[Start RECORDS TO USE]

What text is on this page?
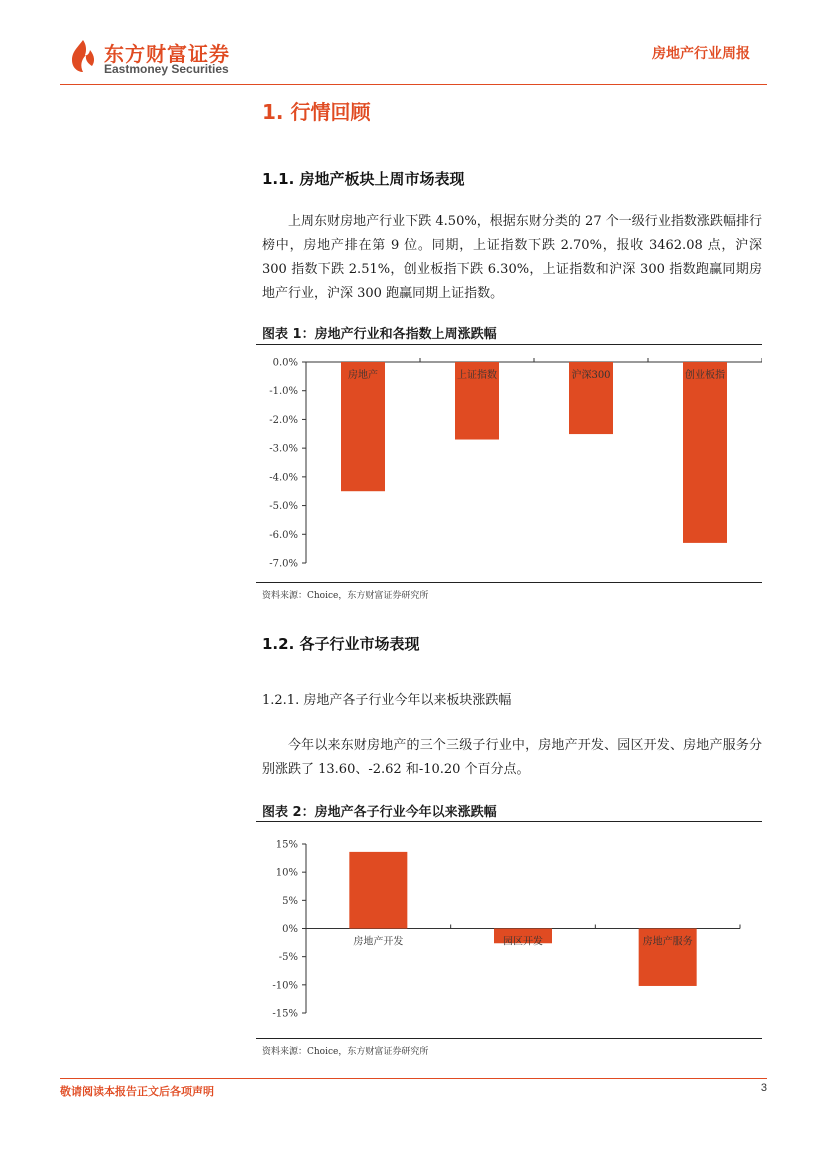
东方财富证券
Eastmoney Securities
房地产行业周报
1. 行情回顾
1.1. 房地产板块上周市场表现
上周东财房地产行业下跌 4.50%，根据东财分类的 27 个一级行业指数涨跌幅排行榜中，房地产排在第 9 位。同期，上证指数下跌 2.70%，报收 3462.08 点，沪深 300 指数下跌 2.51%，创业板指下跌 6.30%，上证指数和沪深 300 指数跑赢同期房地产行业，沪深 300 跑赢同期上证指数。
图表 1：房地产行业和各指数上周涨跌幅
0.0%
-1.0%
-2.0%
-3.0%
-4.0%
-5.0%
-6.0%
-7.0%
房地产	上证指数	沪深300	创业板指
资料来源：Choice，东方财富证券研究所
1.2. 各子行业市场表现
1.2.1. 房地产各子行业今年以来板块涨跌幅
今年以来东财房地产的三个三级子行业中，房地产开发、园区开发、房地产服务分别涨跌了 13.60、-2.62 和-10.20 个百分点。
图表 2：房地产各子行业今年以来涨跌幅
15%
10%
5%
0%
-5%
-10%
-15%
房地产开发	园区开发	房地产服务
资料来源：Choice，东方财富证券研究所
敬请阅读本报告正文后各项声明	3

[End RECORDS TO USE]

WHAT YOU HAVE TO DO :: Pictures in the data above should not be copied; transcribe everything else exactly.

EXERCISE SOLUTION ::
What text is on this page?
东方财富证券
Eastmoney Securities
房地产行业周报
1. 行情回顾
1.1. 房地产板块上周市场表现
上周东财房地产行业下跌 4.50%，根据东财分类的 27 个一级行业指数涨跌幅排行榜中，房地产排在第 9 位。同期，上证指数下跌 2.70%，报收 3462.08 点，沪深 300 指数下跌 2.51%，创业板指下跌 6.30%，上证指数和沪深 300 指数跑赢同期房地产行业，沪深 300 跑赢同期上证指数。
图表 1：房地产行业和各指数上周涨跌幅
0.0%
-1.0%
-2.0%
-3.0%
-4.0%
-5.0%
-6.0%
-7.0%
房地产	上证指数	沪深300	创业板指
资料来源：Choice，东方财富证券研究所
1.2. 各子行业市场表现
1.2.1. 房地产各子行业今年以来板块涨跌幅
今年以来东财房地产的三个三级子行业中，房地产开发、园区开发、房地产服务分别涨跌了 13.60、-2.62 和-10.20 个百分点。
图表 2：房地产各子行业今年以来涨跌幅
15%
10%
5%
0%
-5%
-10%
-15%
房地产开发	园区开发	房地产服务
资料来源：Choice，东方财富证券研究所
敬请阅读本报告正文后各项声明	3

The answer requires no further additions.